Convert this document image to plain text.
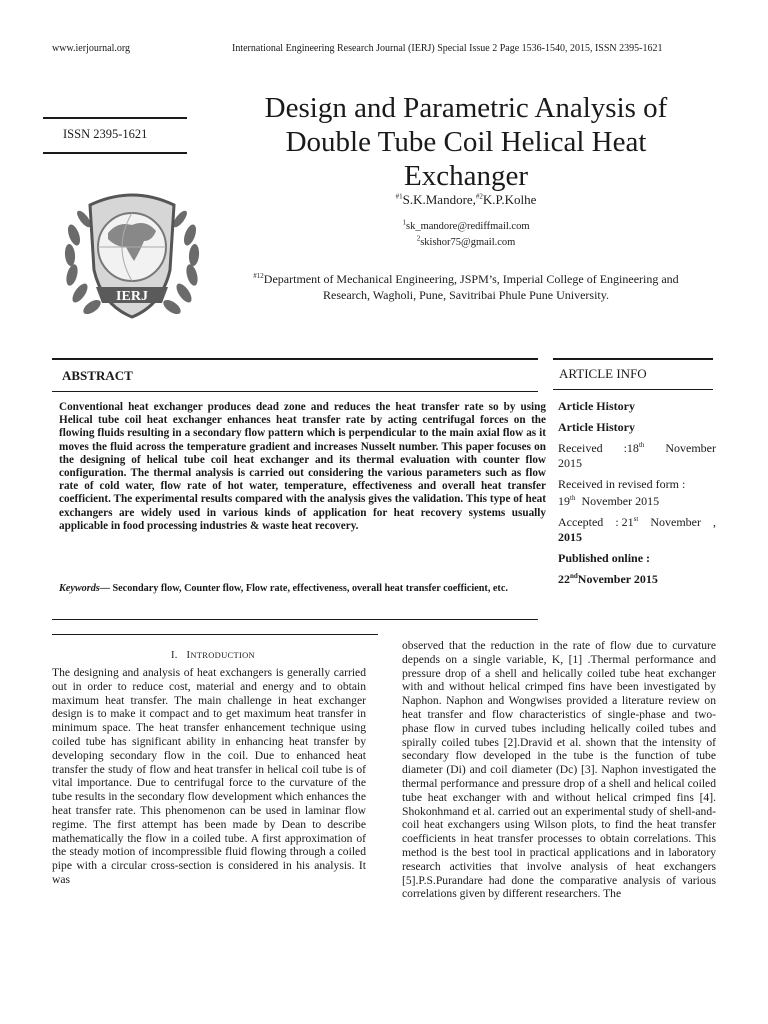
www.ierjournal.org	International Engineering Research Journal (IERJ) Special Issue 2 Page 1536-1540, 2015, ISSN 2395-1621
ISSN 2395-1621
IERJ
Design and Parametric Analysis of Double Tube Coil Helical Heat Exchanger
$^{\#1}$S.K.Mandore,$^{\#2}$K.P.Kolhe
$^1$sk_mandore@rediffmail.com
$^2$skishor75@gmail.com
$^{\#12}$Department of Mechanical Engineering, JSPM’s, Imperial College of Engineering and Research, Wagholi, Pune, Savitribai Phule Pune University.
ABSTRACT
Conventional heat exchanger produces dead zone and reduces the heat transfer rate so by using Helical tube coil heat exchanger enhances heat transfer rate by acting centrifugal forces on the flowing fluids resulting in a secondary flow pattern which is perpendicular to the main axial flow as it moves the fluid across the temperature gradient and increases Nusselt number. This paper focuses on the designing of helical tube coil heat exchanger and its thermal evaluation with counter flow configuration. The thermal analysis is carried out considering the various parameters such as flow rate of cold water, flow rate of hot water, temperature, effectiveness and overall heat transfer coefficient. The experimental results compared with the analysis gives the validation. This type of heat exchangers are widely used in various kinds of application for heat recovery systems usually applicable in food processing industries & waste heat recovery.
Keywords— Secondary flow, Counter flow, Flow rate, effectiveness, overall heat transfer coefficient, etc.
ARTICLE INFO
Article History
Article History
Received :18th November
2015
Received in revised form :
19th November 2015
Accepted : 21st November ,
2015
Published online :
22ndNovember 2015
I. INTRODUCTION
The designing and analysis of heat exchangers is generally carried out in order to reduce cost, material and energy and to obtain maximum heat transfer. The main challenge in heat exchanger design is to make it compact and to get maximum heat transfer in minimum space. The heat transfer enhancement technique using coiled tube has significant ability in enhancing heat transfer by developing secondary flow in the coil. Due to enhanced heat transfer the study of flow and heat transfer in helical coil tube is of vital importance. Due to centrifugal force to the curvature of the tube results in the secondary flow development which enhances the heat transfer rate. This phenomenon can be used in laminar flow regime. The first attempt has been made by Dean to describe mathematically the flow in a coiled tube. A first approximation of the steady motion of incompressible fluid flowing through a coiled pipe with a circular cross-section is considered in his analysis. It was
observed that the reduction in the rate of flow due to curvature depends on a single variable, K, [1] .Thermal performance and pressure drop of a shell and helically coiled tube heat exchanger with and without helical crimped fins have been investigated by Naphon. Naphon and Wongwises provided a literature review on heat transfer and flow characteristics of single-phase and two-phase flow in curved tubes including helically coiled tubes and spirally coiled tubes [2].Dravid et al. shown that the intensity of secondary flow developed in the tube is the function of tube diameter (Di) and coil diameter (Dc) [3]. Naphon investigated the thermal performance and pressure drop of a shell and helical coiled tube heat exchanger with and without helical crimped fins [4]. Shokonhmand et al. carried out an experimental study of shell-and-coil heat exchangers using Wilson plots, to find the heat transfer coefficients in heat transfer processes to obtain correlations. This method is the best tool in practical applications and in laboratory research activities that involve analysis of heat exchangers [5].P.S.Purandare had done the comparative analysis of various correlations given by different researchers. The
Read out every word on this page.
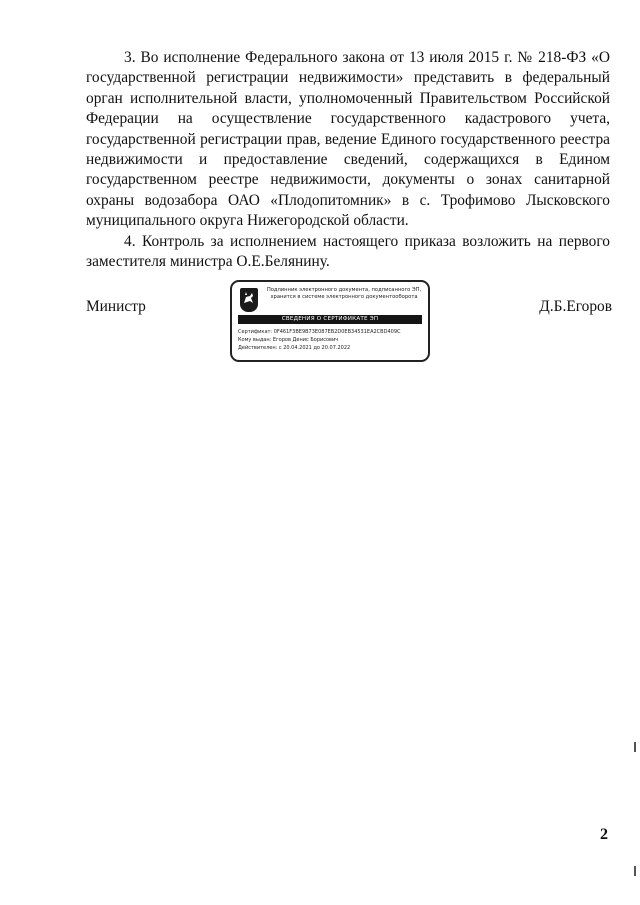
3. Во исполнение Федерального закона от 13 июля 2015 г. № 218-ФЗ «О государственной регистрации недвижимости» представить в федеральный орган исполнительной власти, уполномоченный Правительством Российской Федерации на осуществление государственного кадастрового учета, государственной регистрации прав, ведение Единого государственного реестра недвижимости и предоставление сведений, содержащихся в Едином государственном реестре недвижимости, документы о зонах санитарной охраны водозабора ОАО «Плодопитомник» в с. Трофимово Лысковского муниципального округа Нижегородской области.

4. Контроль за исполнением настоящего приказа возложить на первого заместителя министра О.Е.Белянину.

Министр
Подлинник электронного документа, подписанного ЭП, хранится в системе электронного документооборота
СВЕДЕНИЯ О СЕРТИФИКАТЕ ЭП
Сертификат: 0F461F3BE9B73E087EB2D0EB34531EA2CBD409C
Кому выдан: Егоров Денис Борисович
Действителен: с 20.04.2021 до 20.07.2022
Д.Б.Егоров
2
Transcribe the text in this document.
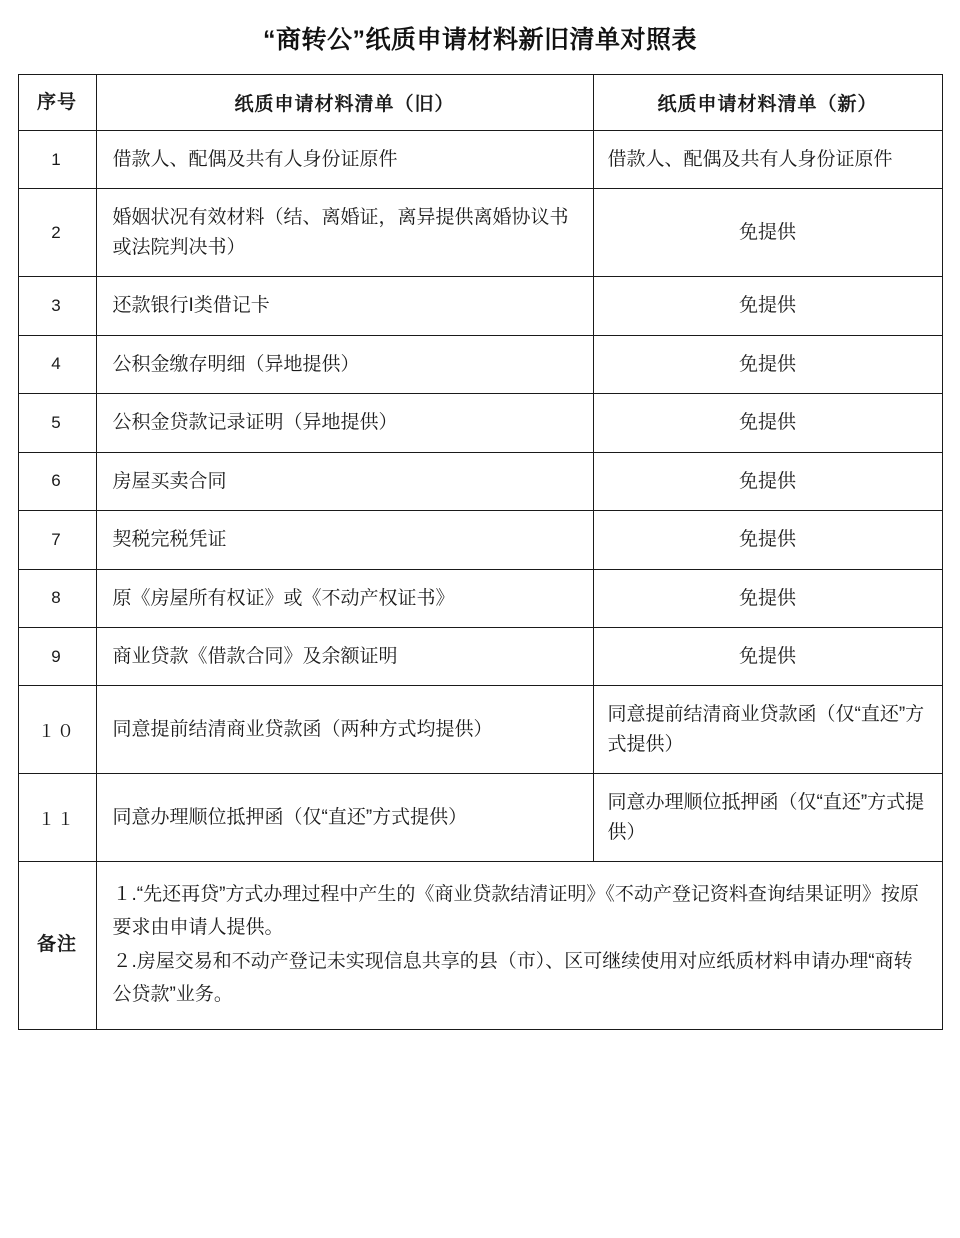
“商转公”纸质申请材料新旧清单对照表
序号	纸质申请材料清单（旧）	纸质申请材料清单（新）
1	借款人、配偶及共有人身份证原件	借款人、配偶及共有人身份证原件
2	婚姻状况有效材料（结、离婚证，离异提供离婚协议书或法院判决书）	免提供
3	还款银行I类借记卡	免提供
4	公积金缴存明细（异地提供）	免提供
5	公积金贷款记录证明（异地提供）	免提供
6	房屋买卖合同	免提供
7	契税完税凭证	免提供
8	原《房屋所有权证》或《不动产权证书》	免提供
9	商业贷款《借款合同》及余额证明	免提供
１０	同意提前结清商业贷款函（两种方式均提供）	同意提前结清商业贷款函（仅“直还”方式提供）
１１	同意办理顺位抵押函（仅“直还”方式提供）	同意办理顺位抵押函（仅“直还”方式提供）

备注	１.“先还再贷”方式办理过程中产生的《商业贷款结清证明》《不动产登记资料查询结果证明》按原要求由申请人提供。

２.房屋交易和不动产登记未实现信息共享的县（市）、区可继续使用对应纸质材料申请办理“商转公贷款”业务。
******************************
▸ AIM:
State how many lines include the string "text". Give no other information.

▸ RESULT OF THIS EXERCISE:
2